--- Exercise materials ---

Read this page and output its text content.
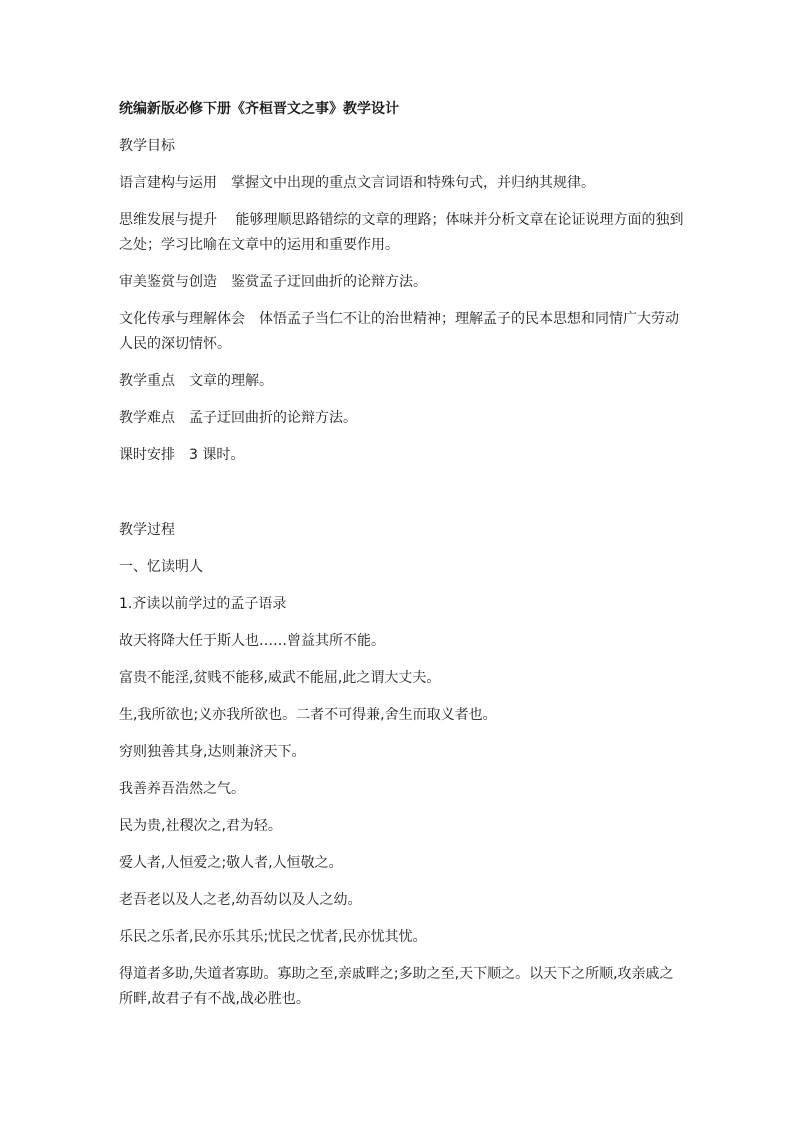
统编新版必修下册《齐桓晋文之事》教学设计
教学目标
语言建构与运用　掌握文中出现的重点文言词语和特殊句式，并归纳其规律。
思维发展与提升　 能够理顺思路错综的文章的理路；体味并分析文章在论证说理方面的独到之处；学习比喻在文章中的运用和重要作用。
审美鉴赏与创造　鉴赏孟子迂回曲折的论辩方法。
文化传承与理解体会　体悟孟子当仁不让的治世精神；理解孟子的民本思想和同情广大劳动人民的深切情怀。
教学重点　文章的理解。
教学难点　孟子迂回曲折的论辩方法。
课时安排　3 课时。
教学过程
一、忆读明人
1.齐读以前学过的孟子语录
故天将降大任于斯人也……曾益其所不能。
富贵不能淫,贫贱不能移,威武不能屈,此之谓大丈夫。
生,我所欲也;义亦我所欲也。二者不可得兼,舍生而取义者也。
穷则独善其身,达则兼济天下。
我善养吾浩然之气。
民为贵,社稷次之,君为轻。
爱人者,人恒爱之;敬人者,人恒敬之。
老吾老以及人之老,幼吾幼以及人之幼。
乐民之乐者,民亦乐其乐;忧民之忧者,民亦忧其忧。
得道者多助,失道者寡助。寡助之至,亲戚畔之;多助之至,天下顺之。以天下之所顺,攻亲戚之所畔,故君子有不战,战必胜也。
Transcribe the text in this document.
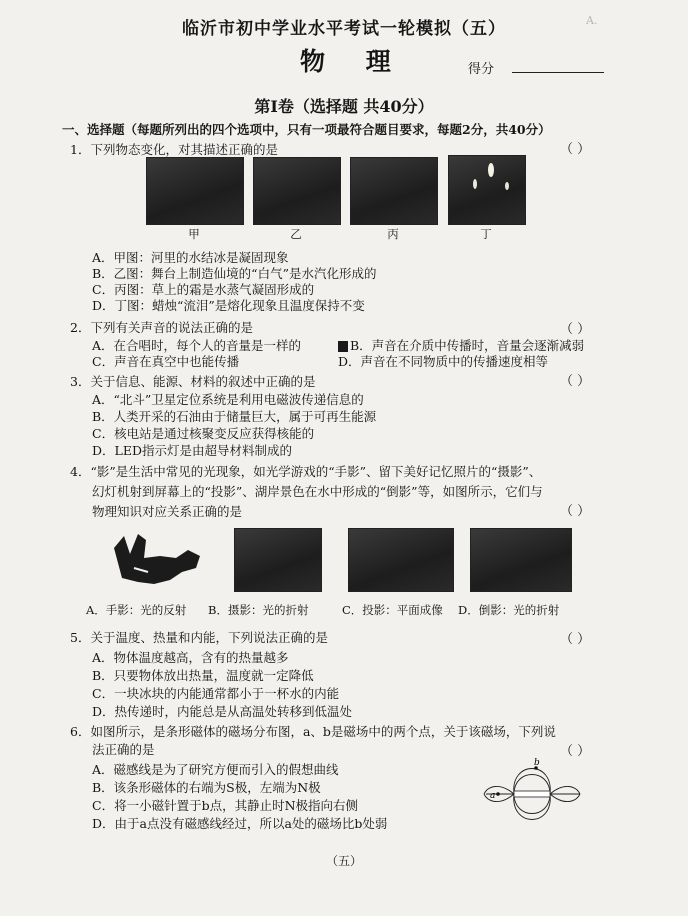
A.
临沂市初中学业水平考试一轮模拟（五）
物 理	得分
第Ⅰ卷（选择题 共40分）
一、选择题（每题所列出的四个选项中，只有一项最符合题目要求，每题2分，共40分）
1．下列物态变化，对其描述正确的是	（ ）
甲	乙	丙	丁
A．甲图：河里的水结冰是凝固现象
B．乙图：舞台上制造仙境的“白气”是水汽化形成的
C．丙图：草上的霜是水蒸气凝固形成的
D．丁图：蜡烛“流泪”是熔化现象且温度保持不变
2．下列有关声音的说法正确的是	（ ）
A．在合唱时，每个人的音量是一样的	B．声音在介质中传播时，音量会逐渐减弱
C．声音在真空中也能传播	D．声音在不同物质中的传播速度相等
3．关于信息、能源、材料的叙述中正确的是	（ ）
A．“北斗”卫星定位系统是利用电磁波传递信息的
B．人类开采的石油由于储量巨大，属于可再生能源
C．核电站是通过核聚变反应获得核能的
D．LED指示灯是由超导材料制成的
4．“影”是生活中常见的光现象，如光学游戏的“手影”、留下美好记忆照片的“摄影”、
幻灯机射到屏幕上的“投影”、湖岸景色在水中形成的“倒影”等，如图所示，它们与
物理知识对应关系正确的是	（ ）
A．手影：光的反射	B．摄影：光的折射	C．投影：平面成像	D．倒影：光的折射
5．关于温度、热量和内能，下列说法正确的是	（ ）
A．物体温度越高，含有的热量越多
B．只要物体放出热量，温度就一定降低
C．一块冰块的内能通常都小于一杯水的内能
D．热传递时，内能总是从高温处转移到低温处
6．如图所示，是条形磁体的磁场分布图，a、b是磁场中的两个点，关于该磁场，下列说
法正确的是	（ ）
A．磁感线是为了研究方便而引入的假想曲线
B．该条形磁体的右端为S极，左端为N极
C．将一小磁针置于b点，其静止时N极指向右侧
D．由于a点没有磁感线经过，所以a处的磁场比b处弱
a
b
（五）
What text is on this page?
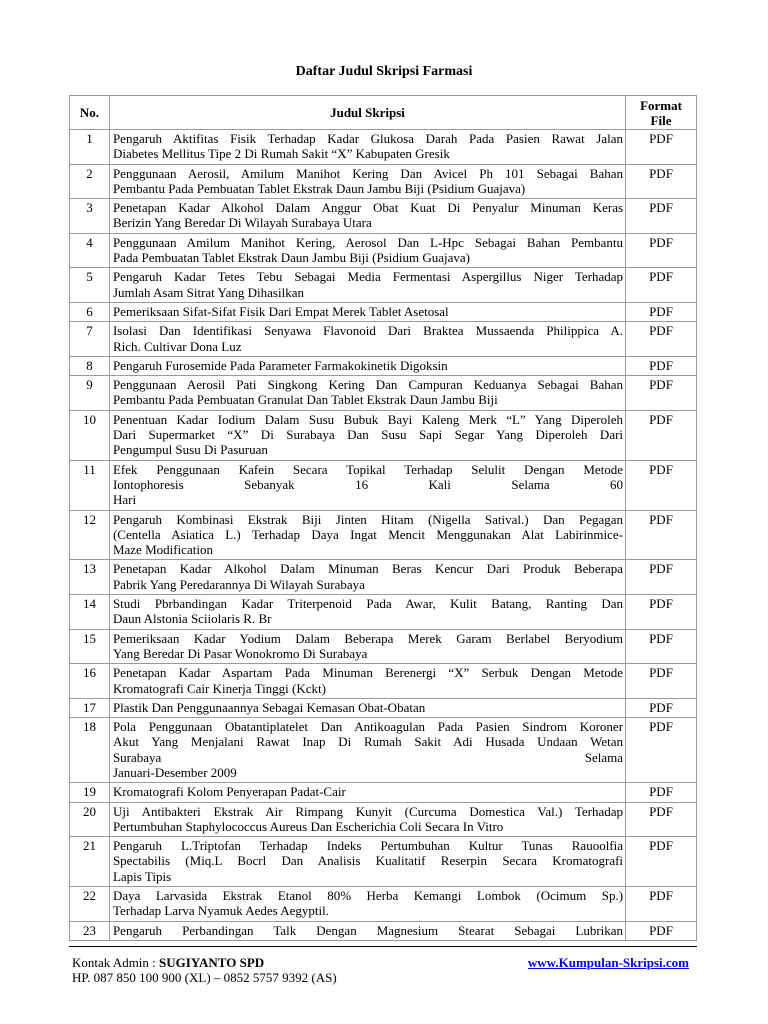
Daftar Judul Skripsi Farmasi
No.	Judul Skripsi	Format
File

1	Pengaruh Aktifitas Fisik Terhadap Kadar Glukosa Darah Pada Pasien Rawat Jalan
Diabetes Mellitus Tipe 2 Di Rumah Sakit “X” Kabupaten Gresik	PDF
2	Penggunaan Aerosil, Amilum Manihot Kering Dan Avicel Ph 101 Sebagai Bahan
Pembantu Pada Pembuatan Tablet Ekstrak Daun Jambu Biji (Psidium Guajava)	PDF
3	Penetapan Kadar Alkohol Dalam Anggur Obat Kuat Di Penyalur Minuman Keras
Berizin Yang Beredar Di Wilayah Surabaya Utara	PDF
4	Penggunaan Amilum Manihot Kering, Aerosol Dan L-Hpc Sebagai Bahan Pembantu
Pada Pembuatan Tablet Ekstrak Daun Jambu Biji (Psidium Guajava)	PDF
5	Pengaruh Kadar Tetes Tebu Sebagai Media Fermentasi Aspergillus Niger Terhadap
Jumlah Asam Sitrat Yang Dihasilkan	PDF
6	Pemeriksaan Sifat-Sifat Fisik Dari Empat Merek Tablet Asetosal	PDF
7	Isolasi Dan Identifikasi Senyawa Flavonoid Dari Braktea Mussaenda Philippica A.
Rich. Cultivar Dona Luz	PDF
8	Pengaruh Furosemide Pada Parameter Farmakokinetik Digoksin	PDF
9	Penggunaan Aerosil Pati Singkong Kering Dan Campuran Keduanya Sebagai Bahan
Pembantu Pada Pembuatan Granulat Dan Tablet Ekstrak Daun Jambu Biji	PDF
10	Penentuan Kadar Iodium Dalam Susu Bubuk Bayi Kaleng Merk “L” Yang Diperoleh
Dari Supermarket “X” Di Surabaya Dan Susu Sapi Segar Yang Diperoleh Dari
Pengumpul Susu Di Pasuruan	PDF
11	Efek Penggunaan Kafein Secara Topikal Terhadap Selulit Dengan Metode
Iontophoresis Sebanyak 16 Kali Selama 60
Hari	PDF
12	Pengaruh Kombinasi Ekstrak Biji Jinten Hitam (Nigella Satival.) Dan Pegagan
(Centella Asiatica L.) Terhadap Daya Ingat Mencit Menggunakan Alat Labirinmice-
Maze Modification	PDF
13	Penetapan Kadar Alkohol Dalam Minuman Beras Kencur Dari Produk Beberapa
Pabrik Yang Peredarannya Di Wilayah Surabaya	PDF
14	Studi Pbrbandingan Kadar Triterpenoid Pada Awar, Kulit Batang, Ranting Dan
Daun Alstonia Sciiolaris R. Br	PDF
15	Pemeriksaan Kadar Yodium Dalam Beberapa Merek Garam Berlabel Beryodium
Yang Beredar Di Pasar Wonokromo Di Surabaya	PDF
16	Penetapan Kadar Aspartam Pada Minuman Berenergi “X” Serbuk Dengan Metode
Kromatografi Cair Kinerja Tinggi (Kckt)	PDF
17	Plastik Dan Penggunaannya Sebagai Kemasan Obat-Obatan	PDF
18	Pola Penggunaan Obatantiplatelet Dan Antikoagulan Pada Pasien Sindrom Koroner
Akut Yang Menjalani Rawat Inap Di Rumah Sakit Adi Husada Undaan Wetan
Surabaya Selama
Januari-Desember 2009	PDF
19	Kromatografi Kolom Penyerapan Padat-Cair	PDF
20	Uji Antibakteri Ekstrak Air Rimpang Kunyit (Curcuma Domestica Val.) Terhadap
Pertumbuhan Staphylococcus Aureus Dan Escherichia Coli Secara In Vitro	PDF
21	Pengaruh L.Triptofan Terhadap Indeks Pertumbuhan Kultur Tunas Rauoolfia
Spectabilis (Miq.L Bocrl Dan Analisis Kualitatif Reserpin Secara Kromatografi
Lapis Tipis	PDF
22	Daya Larvasida Ekstrak Etanol 80% Herba Kemangi Lombok (Ocimum Sp.)
Terhadap Larva Nyamuk Aedes Aegyptil.	PDF
23	Pengaruh Perbandingan Talk Dengan Magnesium Stearat Sebagai Lubrikan	PDF
Kontak Admin : SUGIYANTO SPD	www.Kumpulan-Skripsi.com
HP. 087 850 100 900 (XL) – 0852 5757 9392 (AS)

---

Direction: Copy every entry word for word, but omit the pictures.

Exercise response:
Read this page and output its text content.
统编新版必修下册《齐桓晋文之事》教学设计
教学目标
语言建构与运用　掌握文中出现的重点文言词语和特殊句式，并归纳其规律。
思维发展与提升　 能够理顺思路错综的文章的理路；体味并分析文章在论证说理方面的独到之处；学习比喻在文章中的运用和重要作用。
审美鉴赏与创造　鉴赏孟子迂回曲折的论辩方法。
文化传承与理解体会　体悟孟子当仁不让的治世精神；理解孟子的民本思想和同情广大劳动人民的深切情怀。
教学重点　文章的理解。
教学难点　孟子迂回曲折的论辩方法。
课时安排　3 课时。
教学过程
一、忆读明人
1.齐读以前学过的孟子语录
故天将降大任于斯人也……曾益其所不能。
富贵不能淫,贫贱不能移,威武不能屈,此之谓大丈夫。
生,我所欲也;义亦我所欲也。二者不可得兼,舍生而取义者也。
穷则独善其身,达则兼济天下。
我善养吾浩然之气。
民为贵,社稷次之,君为轻。
爱人者,人恒爱之;敬人者,人恒敬之。
老吾老以及人之老,幼吾幼以及人之幼。
乐民之乐者,民亦乐其乐;忧民之忧者,民亦忧其忧。
得道者多助,失道者寡助。寡助之至,亲戚畔之;多助之至,天下顺之。以天下之所顺,攻亲戚之所畔,故君子有不战,战必胜也。
Transcribe the text in this document.
A.
临沂市初中学业水平考试一轮模拟（五）
物 理	得分
第Ⅰ卷（选择题 共40分）
一、选择题（每题所列出的四个选项中，只有一项最符合题目要求，每题2分，共40分）
1．下列物态变化，对其描述正确的是	（ ）
甲	乙	丙	丁
A．甲图：河里的水结冰是凝固现象
B．乙图：舞台上制造仙境的“白气”是水汽化形成的
C．丙图：草上的霜是水蒸气凝固形成的
D．丁图：蜡烛“流泪”是熔化现象且温度保持不变
2．下列有关声音的说法正确的是	（ ）
A．在合唱时，每个人的音量是一样的	B．声音在介质中传播时，音量会逐渐减弱
C．声音在真空中也能传播	D．声音在不同物质中的传播速度相等
3．关于信息、能源、材料的叙述中正确的是	（ ）
A．“北斗”卫星定位系统是利用电磁波传递信息的
B．人类开采的石油由于储量巨大，属于可再生能源
C．核电站是通过核聚变反应获得核能的
D．LED指示灯是由超导材料制成的
4．“影”是生活中常见的光现象，如光学游戏的“手影”、留下美好记忆照片的“摄影”、
幻灯机射到屏幕上的“投影”、湖岸景色在水中形成的“倒影”等，如图所示，它们与
物理知识对应关系正确的是	（ ）
A．手影：光的反射	B．摄影：光的折射	C．投影：平面成像	D．倒影：光的折射
5．关于温度、热量和内能，下列说法正确的是	（ ）
A．物体温度越高，含有的热量越多
B．只要物体放出热量，温度就一定降低
C．一块冰块的内能通常都小于一杯水的内能
D．热传递时，内能总是从高温处转移到低温处
6．如图所示，是条形磁体的磁场分布图，a、b是磁场中的两个点，关于该磁场，下列说
法正确的是	（ ）
A．磁感线是为了研究方便而引入的假想曲线
B．该条形磁体的右端为S极，左端为N极
C．将一小磁针置于b点，其静止时N极指向右侧
D．由于a点没有磁感线经过，所以a处的磁场比b处弱
a
b
（五）
What text is on this page?
Daftar Judul Skripsi Farmasi
No.	Judul Skripsi	Format
File

1	Pengaruh Aktifitas Fisik Terhadap Kadar Glukosa Darah Pada Pasien Rawat Jalan
Diabetes Mellitus Tipe 2 Di Rumah Sakit “X” Kabupaten Gresik	PDF
2	Penggunaan Aerosil, Amilum Manihot Kering Dan Avicel Ph 101 Sebagai Bahan
Pembantu Pada Pembuatan Tablet Ekstrak Daun Jambu Biji (Psidium Guajava)	PDF
3	Penetapan Kadar Alkohol Dalam Anggur Obat Kuat Di Penyalur Minuman Keras
Berizin Yang Beredar Di Wilayah Surabaya Utara	PDF
4	Penggunaan Amilum Manihot Kering, Aerosol Dan L-Hpc Sebagai Bahan Pembantu
Pada Pembuatan Tablet Ekstrak Daun Jambu Biji (Psidium Guajava)	PDF
5	Pengaruh Kadar Tetes Tebu Sebagai Media Fermentasi Aspergillus Niger Terhadap
Jumlah Asam Sitrat Yang Dihasilkan	PDF
6	Pemeriksaan Sifat-Sifat Fisik Dari Empat Merek Tablet Asetosal	PDF
7	Isolasi Dan Identifikasi Senyawa Flavonoid Dari Braktea Mussaenda Philippica A.
Rich. Cultivar Dona Luz	PDF
8	Pengaruh Furosemide Pada Parameter Farmakokinetik Digoksin	PDF
9	Penggunaan Aerosil Pati Singkong Kering Dan Campuran Keduanya Sebagai Bahan
Pembantu Pada Pembuatan Granulat Dan Tablet Ekstrak Daun Jambu Biji	PDF
10	Penentuan Kadar Iodium Dalam Susu Bubuk Bayi Kaleng Merk “L” Yang Diperoleh
Dari Supermarket “X” Di Surabaya Dan Susu Sapi Segar Yang Diperoleh Dari
Pengumpul Susu Di Pasuruan	PDF
11	Efek Penggunaan Kafein Secara Topikal Terhadap Selulit Dengan Metode
Iontophoresis Sebanyak 16 Kali Selama 60
Hari	PDF
12	Pengaruh Kombinasi Ekstrak Biji Jinten Hitam (Nigella Satival.) Dan Pegagan
(Centella Asiatica L.) Terhadap Daya Ingat Mencit Menggunakan Alat Labirinmice-
Maze Modification	PDF
13	Penetapan Kadar Alkohol Dalam Minuman Beras Kencur Dari Produk Beberapa
Pabrik Yang Peredarannya Di Wilayah Surabaya	PDF
14	Studi Pbrbandingan Kadar Triterpenoid Pada Awar, Kulit Batang, Ranting Dan
Daun Alstonia Sciiolaris R. Br	PDF
15	Pemeriksaan Kadar Yodium Dalam Beberapa Merek Garam Berlabel Beryodium
Yang Beredar Di Pasar Wonokromo Di Surabaya	PDF
16	Penetapan Kadar Aspartam Pada Minuman Berenergi “X” Serbuk Dengan Metode
Kromatografi Cair Kinerja Tinggi (Kckt)	PDF
17	Plastik Dan Penggunaannya Sebagai Kemasan Obat-Obatan	PDF
18	Pola Penggunaan Obatantiplatelet Dan Antikoagulan Pada Pasien Sindrom Koroner
Akut Yang Menjalani Rawat Inap Di Rumah Sakit Adi Husada Undaan Wetan
Surabaya Selama
Januari-Desember 2009	PDF
19	Kromatografi Kolom Penyerapan Padat-Cair	PDF
20	Uji Antibakteri Ekstrak Air Rimpang Kunyit (Curcuma Domestica Val.) Terhadap
Pertumbuhan Staphylococcus Aureus Dan Escherichia Coli Secara In Vitro	PDF
21	Pengaruh L.Triptofan Terhadap Indeks Pertumbuhan Kultur Tunas Rauoolfia
Spectabilis (Miq.L Bocrl Dan Analisis Kualitatif Reserpin Secara Kromatografi
Lapis Tipis	PDF
22	Daya Larvasida Ekstrak Etanol 80% Herba Kemangi Lombok (Ocimum Sp.)
Terhadap Larva Nyamuk Aedes Aegyptil.	PDF
23	Pengaruh Perbandingan Talk Dengan Magnesium Stearat Sebagai Lubrikan	PDF
Kontak Admin : SUGIYANTO SPD	www.Kumpulan-Skripsi.com
HP. 087 850 100 900 (XL) – 0852 5757 9392 (AS)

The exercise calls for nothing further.